**Aim of the task**
Write out again only the lines running from the one that contains "Type out the text in this image." to the end of the records below, including both the first and the last.

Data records
(begin)
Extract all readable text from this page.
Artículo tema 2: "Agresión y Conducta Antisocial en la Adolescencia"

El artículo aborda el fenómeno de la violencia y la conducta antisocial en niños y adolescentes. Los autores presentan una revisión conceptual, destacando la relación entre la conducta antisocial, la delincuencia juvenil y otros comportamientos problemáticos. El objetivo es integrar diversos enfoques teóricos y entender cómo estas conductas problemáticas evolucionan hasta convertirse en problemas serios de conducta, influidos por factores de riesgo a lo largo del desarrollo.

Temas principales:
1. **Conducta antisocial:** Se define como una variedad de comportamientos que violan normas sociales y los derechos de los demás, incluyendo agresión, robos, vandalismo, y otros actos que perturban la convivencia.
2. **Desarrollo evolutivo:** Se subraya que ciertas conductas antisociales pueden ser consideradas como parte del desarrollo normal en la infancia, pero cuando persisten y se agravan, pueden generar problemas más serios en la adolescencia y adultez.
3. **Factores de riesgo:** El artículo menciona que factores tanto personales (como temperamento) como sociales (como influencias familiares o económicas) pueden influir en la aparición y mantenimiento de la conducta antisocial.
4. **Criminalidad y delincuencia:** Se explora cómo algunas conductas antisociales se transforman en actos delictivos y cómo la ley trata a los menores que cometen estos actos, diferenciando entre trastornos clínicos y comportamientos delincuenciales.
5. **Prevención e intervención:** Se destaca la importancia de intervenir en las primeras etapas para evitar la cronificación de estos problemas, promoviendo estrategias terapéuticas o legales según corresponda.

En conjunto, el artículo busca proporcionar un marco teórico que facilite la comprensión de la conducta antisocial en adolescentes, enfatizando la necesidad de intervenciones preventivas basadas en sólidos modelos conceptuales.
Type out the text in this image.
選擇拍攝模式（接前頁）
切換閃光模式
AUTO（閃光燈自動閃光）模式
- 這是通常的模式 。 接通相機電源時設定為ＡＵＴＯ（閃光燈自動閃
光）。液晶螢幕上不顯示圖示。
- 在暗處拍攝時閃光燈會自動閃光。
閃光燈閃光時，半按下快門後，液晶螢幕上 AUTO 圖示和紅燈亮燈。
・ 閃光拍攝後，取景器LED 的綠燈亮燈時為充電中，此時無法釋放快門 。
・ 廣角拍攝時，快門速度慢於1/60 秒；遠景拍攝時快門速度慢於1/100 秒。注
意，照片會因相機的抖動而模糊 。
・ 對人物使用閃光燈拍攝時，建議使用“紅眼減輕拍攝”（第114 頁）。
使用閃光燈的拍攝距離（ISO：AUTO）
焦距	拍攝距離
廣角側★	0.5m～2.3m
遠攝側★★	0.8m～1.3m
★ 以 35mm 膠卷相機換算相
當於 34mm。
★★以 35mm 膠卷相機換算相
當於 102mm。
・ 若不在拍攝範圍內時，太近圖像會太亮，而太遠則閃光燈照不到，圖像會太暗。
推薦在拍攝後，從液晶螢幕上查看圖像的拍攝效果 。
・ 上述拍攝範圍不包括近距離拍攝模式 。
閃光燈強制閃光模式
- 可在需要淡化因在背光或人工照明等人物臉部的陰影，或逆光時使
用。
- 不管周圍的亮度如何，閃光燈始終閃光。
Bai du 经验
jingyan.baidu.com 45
(end)
**Solution for this task**
Type out the text in this image.
選擇拍攝模式（接前頁）
切換閃光模式
AUTO（閃光燈自動閃光）模式
- 這是通常的模式 。 接通相機電源時設定為ＡＵＴＯ（閃光燈自動閃
光）。液晶螢幕上不顯示圖示。
- 在暗處拍攝時閃光燈會自動閃光。
閃光燈閃光時，半按下快門後，液晶螢幕上 AUTO 圖示和紅燈亮燈。
・ 閃光拍攝後，取景器LED 的綠燈亮燈時為充電中，此時無法釋放快門 。
・ 廣角拍攝時，快門速度慢於1/60 秒；遠景拍攝時快門速度慢於1/100 秒。注
意，照片會因相機的抖動而模糊 。
・ 對人物使用閃光燈拍攝時，建議使用“紅眼減輕拍攝”（第114 頁）。
使用閃光燈的拍攝距離（ISO：AUTO）
焦距	拍攝距離
廣角側★	0.5m～2.3m
遠攝側★★	0.8m～1.3m
★ 以 35mm 膠卷相機換算相
當於 34mm。
★★以 35mm 膠卷相機換算相
當於 102mm。
・ 若不在拍攝範圍內時，太近圖像會太亮，而太遠則閃光燈照不到，圖像會太暗。
推薦在拍攝後，從液晶螢幕上查看圖像的拍攝效果 。
・ 上述拍攝範圍不包括近距離拍攝模式 。
閃光燈強制閃光模式
- 可在需要淡化因在背光或人工照明等人物臉部的陰影，或逆光時使
用。
- 不管周圍的亮度如何，閃光燈始終閃光。
Bai du 经验
jingyan.baidu.com 45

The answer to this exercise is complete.